**YOUR GOAL**
In the listing below, identify each line with the word "nações" and return those lines.

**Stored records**
____________________

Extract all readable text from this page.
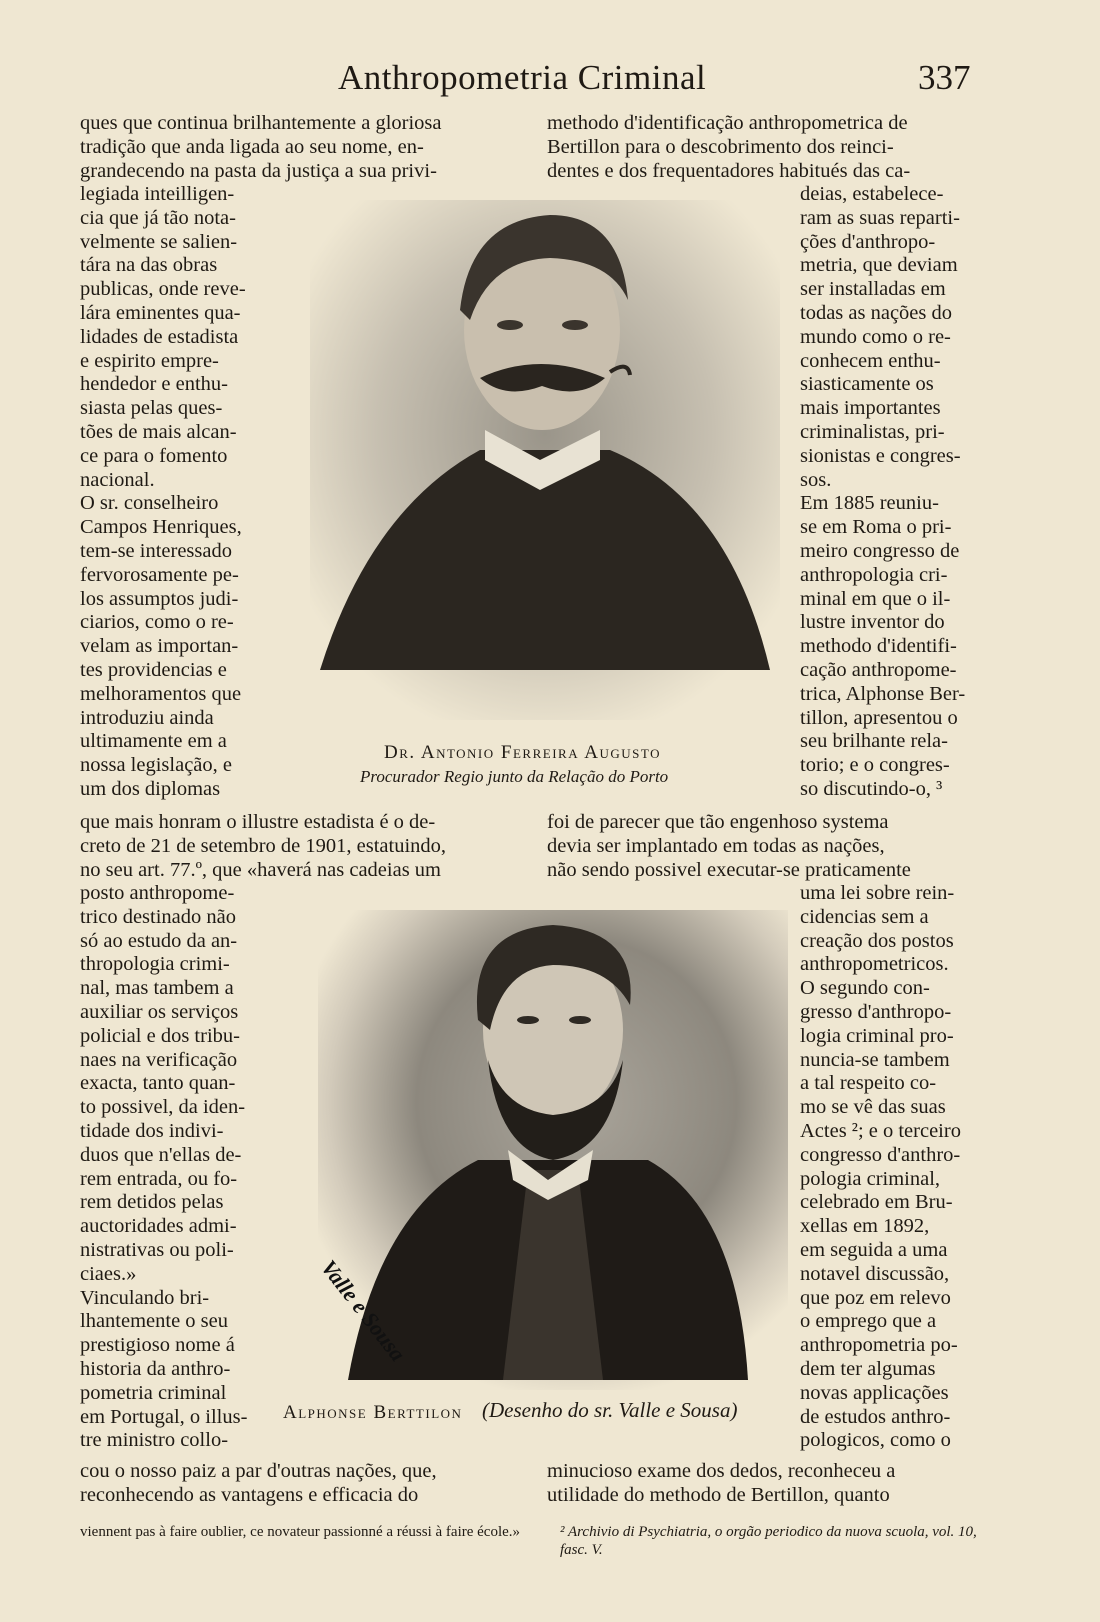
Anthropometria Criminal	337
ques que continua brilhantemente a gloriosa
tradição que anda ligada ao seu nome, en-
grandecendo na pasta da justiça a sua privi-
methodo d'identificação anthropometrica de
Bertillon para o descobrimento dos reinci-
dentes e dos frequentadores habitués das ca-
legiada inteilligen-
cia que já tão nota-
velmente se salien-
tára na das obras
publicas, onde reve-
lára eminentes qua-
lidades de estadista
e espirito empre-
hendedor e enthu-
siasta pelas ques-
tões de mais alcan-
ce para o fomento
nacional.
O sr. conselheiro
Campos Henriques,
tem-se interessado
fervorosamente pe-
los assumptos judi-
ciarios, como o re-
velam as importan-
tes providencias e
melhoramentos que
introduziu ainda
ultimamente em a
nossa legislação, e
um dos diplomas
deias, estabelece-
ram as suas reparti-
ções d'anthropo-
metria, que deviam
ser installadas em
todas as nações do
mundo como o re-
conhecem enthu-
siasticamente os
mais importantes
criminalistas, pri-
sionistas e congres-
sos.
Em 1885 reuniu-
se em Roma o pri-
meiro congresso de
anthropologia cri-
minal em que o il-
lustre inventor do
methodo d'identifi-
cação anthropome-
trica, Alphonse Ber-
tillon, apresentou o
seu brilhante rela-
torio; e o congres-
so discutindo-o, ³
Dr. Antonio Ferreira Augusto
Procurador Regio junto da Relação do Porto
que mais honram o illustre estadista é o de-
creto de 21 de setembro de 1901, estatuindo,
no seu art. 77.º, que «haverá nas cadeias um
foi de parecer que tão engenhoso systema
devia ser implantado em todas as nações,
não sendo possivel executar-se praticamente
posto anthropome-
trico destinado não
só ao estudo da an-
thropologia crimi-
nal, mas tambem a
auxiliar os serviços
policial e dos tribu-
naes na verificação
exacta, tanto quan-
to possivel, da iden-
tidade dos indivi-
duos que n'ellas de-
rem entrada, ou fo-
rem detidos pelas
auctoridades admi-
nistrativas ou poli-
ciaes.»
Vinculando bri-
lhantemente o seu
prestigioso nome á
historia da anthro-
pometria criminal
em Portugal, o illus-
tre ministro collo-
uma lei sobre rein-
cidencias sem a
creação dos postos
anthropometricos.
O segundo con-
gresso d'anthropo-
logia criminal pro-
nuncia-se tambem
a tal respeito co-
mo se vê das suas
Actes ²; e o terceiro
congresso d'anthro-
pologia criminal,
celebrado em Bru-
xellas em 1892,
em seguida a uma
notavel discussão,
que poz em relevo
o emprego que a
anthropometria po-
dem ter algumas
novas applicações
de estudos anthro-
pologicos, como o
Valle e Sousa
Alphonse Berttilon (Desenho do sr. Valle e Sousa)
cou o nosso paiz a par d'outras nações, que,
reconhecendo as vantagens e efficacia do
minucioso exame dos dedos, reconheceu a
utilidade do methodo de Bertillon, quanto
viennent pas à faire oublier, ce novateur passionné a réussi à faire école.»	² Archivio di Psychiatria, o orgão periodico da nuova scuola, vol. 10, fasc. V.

____________________

**COMPLETED EXERCISE**
todas as nações do
devia ser implantado em todas as nações,
cou o nosso paiz a par d'outras nações, que,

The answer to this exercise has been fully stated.